• Stated exercise:
Report every line from the material that contains the word "title".

• Provided records:
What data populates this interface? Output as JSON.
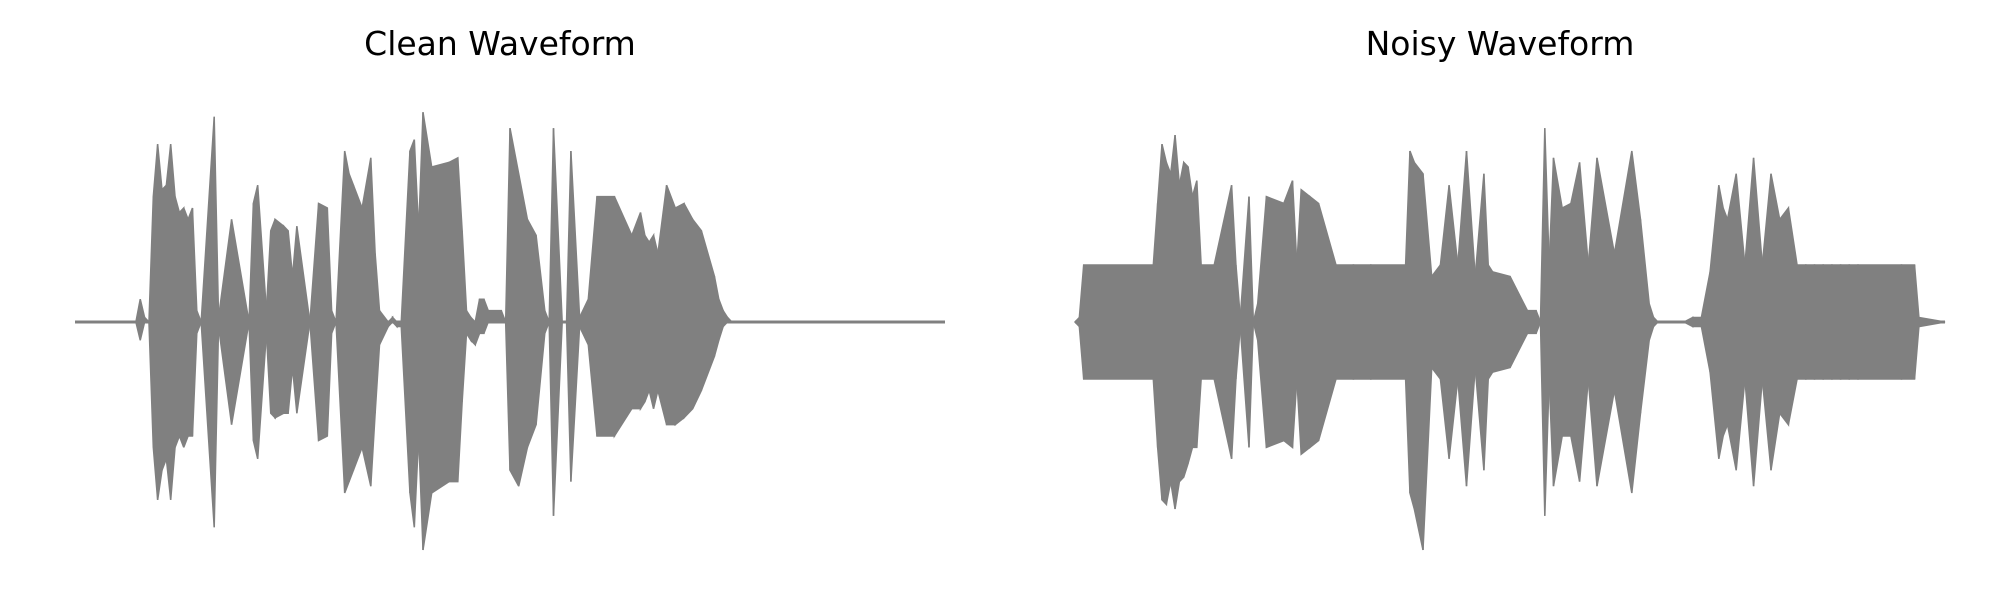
{
  "colors": {
    "waveform": "#808080",
    "background": "#ffffff",
    "text": "#000000"
  },
  "chart_data": [
    {
      "type": "area",
      "title": "Clean Waveform",
      "xlabel": "",
      "ylabel": "",
      "axes_visible": false,
      "grid": false,
      "xlim": [
        0,
        1
      ],
      "ylim": [
        -1,
        1
      ],
      "envelope": {
        "x": [
          0.0,
          0.07,
          0.075,
          0.08,
          0.085,
          0.09,
          0.095,
          0.1,
          0.105,
          0.11,
          0.115,
          0.12,
          0.125,
          0.13,
          0.135,
          0.14,
          0.145,
          0.16,
          0.165,
          0.18,
          0.2,
          0.205,
          0.21,
          0.22,
          0.225,
          0.23,
          0.24,
          0.245,
          0.25,
          0.255,
          0.27,
          0.28,
          0.29,
          0.295,
          0.3,
          0.31,
          0.315,
          0.32,
          0.33,
          0.34,
          0.345,
          0.35,
          0.36,
          0.365,
          0.37,
          0.375,
          0.385,
          0.39,
          0.395,
          0.4,
          0.41,
          0.43,
          0.44,
          0.445,
          0.45,
          0.455,
          0.46,
          0.465,
          0.47,
          0.475,
          0.49,
          0.495,
          0.5,
          0.51,
          0.52,
          0.53,
          0.54,
          0.545,
          0.55,
          0.56,
          0.565,
          0.57,
          0.58,
          0.59,
          0.6,
          0.62,
          0.64,
          0.65,
          0.655,
          0.66,
          0.665,
          0.67,
          0.68,
          0.69,
          0.7,
          0.71,
          0.72,
          0.735,
          0.74,
          0.745,
          0.75,
          0.755,
          0.76,
          0.765,
          0.77,
          0.78,
          0.79,
          0.8,
          0.81,
          0.83,
          1.0
        ],
        "upper": [
          0.0,
          0.0,
          0.1,
          0.02,
          0.0,
          0.55,
          0.78,
          0.58,
          0.6,
          0.78,
          0.55,
          0.48,
          0.5,
          0.45,
          0.5,
          0.05,
          0.0,
          0.9,
          0.02,
          0.45,
          0.0,
          0.52,
          0.6,
          0.05,
          0.4,
          0.45,
          0.42,
          0.4,
          0.2,
          0.42,
          0.0,
          0.52,
          0.5,
          0.05,
          0.0,
          0.75,
          0.65,
          0.6,
          0.5,
          0.72,
          0.3,
          0.05,
          0.0,
          0.02,
          0.0,
          0.0,
          0.75,
          0.8,
          0.4,
          0.92,
          0.68,
          0.7,
          0.72,
          0.4,
          0.05,
          0.02,
          0.0,
          0.1,
          0.1,
          0.05,
          0.05,
          0.0,
          0.85,
          0.65,
          0.45,
          0.38,
          0.05,
          0.0,
          0.85,
          0.0,
          0.0,
          0.75,
          0.02,
          0.1,
          0.55,
          0.55,
          0.38,
          0.48,
          0.38,
          0.35,
          0.38,
          0.3,
          0.6,
          0.5,
          0.52,
          0.45,
          0.4,
          0.2,
          0.1,
          0.05,
          0.02,
          0.0,
          0.0,
          0.0,
          0.0,
          0.0,
          0.0,
          0.0,
          0.0,
          0.0,
          0.0
        ],
        "lower": [
          0.0,
          0.0,
          -0.08,
          0.0,
          0.0,
          -0.55,
          -0.78,
          -0.65,
          -0.6,
          -0.78,
          -0.55,
          -0.5,
          -0.55,
          -0.5,
          -0.5,
          -0.05,
          0.0,
          -0.9,
          -0.02,
          -0.45,
          0.0,
          -0.52,
          -0.6,
          -0.05,
          -0.4,
          -0.42,
          -0.4,
          -0.4,
          -0.2,
          -0.4,
          0.0,
          -0.52,
          -0.5,
          -0.05,
          0.0,
          -0.75,
          -0.7,
          -0.65,
          -0.55,
          -0.72,
          -0.4,
          -0.1,
          -0.02,
          0.0,
          -0.02,
          -0.02,
          -0.75,
          -0.9,
          -0.5,
          -1.0,
          -0.75,
          -0.7,
          -0.7,
          -0.35,
          -0.05,
          -0.08,
          -0.1,
          -0.05,
          -0.05,
          0.0,
          0.0,
          0.0,
          -0.65,
          -0.72,
          -0.55,
          -0.45,
          -0.05,
          0.0,
          -0.85,
          0.0,
          0.0,
          -0.7,
          -0.02,
          -0.1,
          -0.5,
          -0.5,
          -0.38,
          -0.38,
          -0.35,
          -0.3,
          -0.38,
          -0.3,
          -0.45,
          -0.45,
          -0.42,
          -0.38,
          -0.3,
          -0.15,
          -0.08,
          -0.02,
          0.0,
          0.0,
          0.0,
          0.0,
          0.0,
          0.0,
          0.0,
          0.0,
          0.0,
          0.0,
          0.0
        ]
      }
    },
    {
      "type": "area",
      "title": "Noisy Waveform",
      "xlabel": "",
      "ylabel": "",
      "axes_visible": false,
      "grid": false,
      "xlim": [
        0,
        1
      ],
      "ylim": [
        -1,
        1
      ],
      "envelope": {
        "x": [
          0.0,
          0.005,
          0.01,
          0.09,
          0.095,
          0.1,
          0.105,
          0.11,
          0.115,
          0.12,
          0.125,
          0.13,
          0.135,
          0.14,
          0.145,
          0.16,
          0.18,
          0.185,
          0.19,
          0.2,
          0.205,
          0.21,
          0.22,
          0.24,
          0.25,
          0.255,
          0.26,
          0.27,
          0.28,
          0.3,
          0.32,
          0.34,
          0.38,
          0.385,
          0.39,
          0.4,
          0.41,
          0.42,
          0.43,
          0.44,
          0.45,
          0.46,
          0.47,
          0.475,
          0.48,
          0.5,
          0.52,
          0.53,
          0.535,
          0.54,
          0.545,
          0.55,
          0.56,
          0.57,
          0.58,
          0.59,
          0.6,
          0.62,
          0.64,
          0.65,
          0.66,
          0.665,
          0.67,
          0.68,
          0.69,
          0.7,
          0.71,
          0.72,
          0.73,
          0.74,
          0.745,
          0.75,
          0.76,
          0.77,
          0.78,
          0.79,
          0.8,
          0.81,
          0.82,
          0.83,
          0.84,
          0.85,
          0.86,
          0.87,
          0.88,
          0.89,
          0.9,
          0.95,
          0.965,
          0.97,
          1.0
        ],
        "upper": [
          0.0,
          0.02,
          0.25,
          0.25,
          0.52,
          0.78,
          0.7,
          0.65,
          0.82,
          0.6,
          0.7,
          0.68,
          0.55,
          0.62,
          0.25,
          0.25,
          0.6,
          0.25,
          0.02,
          0.55,
          0.0,
          0.08,
          0.55,
          0.52,
          0.62,
          0.25,
          0.58,
          0.55,
          0.52,
          0.25,
          0.25,
          0.25,
          0.25,
          0.75,
          0.7,
          0.65,
          0.2,
          0.25,
          0.6,
          0.25,
          0.75,
          0.2,
          0.65,
          0.25,
          0.22,
          0.2,
          0.05,
          0.05,
          0.0,
          0.85,
          0.25,
          0.72,
          0.5,
          0.52,
          0.7,
          0.25,
          0.72,
          0.3,
          0.75,
          0.45,
          0.08,
          0.02,
          0.0,
          0.0,
          0.0,
          0.0,
          0.02,
          0.02,
          0.22,
          0.6,
          0.5,
          0.45,
          0.65,
          0.25,
          0.72,
          0.25,
          0.65,
          0.45,
          0.5,
          0.25,
          0.25,
          0.25,
          0.25,
          0.25,
          0.25,
          0.25,
          0.25,
          0.25,
          0.25,
          0.02,
          0.0
        ],
        "lower": [
          0.0,
          -0.02,
          -0.25,
          -0.25,
          -0.55,
          -0.78,
          -0.8,
          -0.7,
          -0.82,
          -0.7,
          -0.68,
          -0.62,
          -0.55,
          -0.55,
          -0.25,
          -0.25,
          -0.6,
          -0.25,
          -0.02,
          -0.55,
          0.0,
          -0.08,
          -0.55,
          -0.52,
          -0.55,
          -0.25,
          -0.58,
          -0.55,
          -0.52,
          -0.25,
          -0.25,
          -0.25,
          -0.25,
          -0.75,
          -0.82,
          -1.0,
          -0.2,
          -0.25,
          -0.6,
          -0.25,
          -0.72,
          -0.2,
          -0.65,
          -0.25,
          -0.22,
          -0.2,
          -0.05,
          -0.05,
          0.0,
          -0.85,
          -0.25,
          -0.72,
          -0.5,
          -0.5,
          -0.7,
          -0.25,
          -0.72,
          -0.3,
          -0.75,
          -0.4,
          -0.08,
          -0.02,
          0.0,
          0.0,
          0.0,
          0.0,
          -0.02,
          -0.02,
          -0.22,
          -0.6,
          -0.5,
          -0.45,
          -0.65,
          -0.25,
          -0.72,
          -0.25,
          -0.65,
          -0.4,
          -0.45,
          -0.25,
          -0.25,
          -0.25,
          -0.25,
          -0.25,
          -0.25,
          -0.25,
          -0.25,
          -0.25,
          -0.25,
          -0.02,
          0.0
        ]
      }
    }
  ]
}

• Finished exercise:
      "title": "Clean Waveform",
      "title": "Noisy Waveform",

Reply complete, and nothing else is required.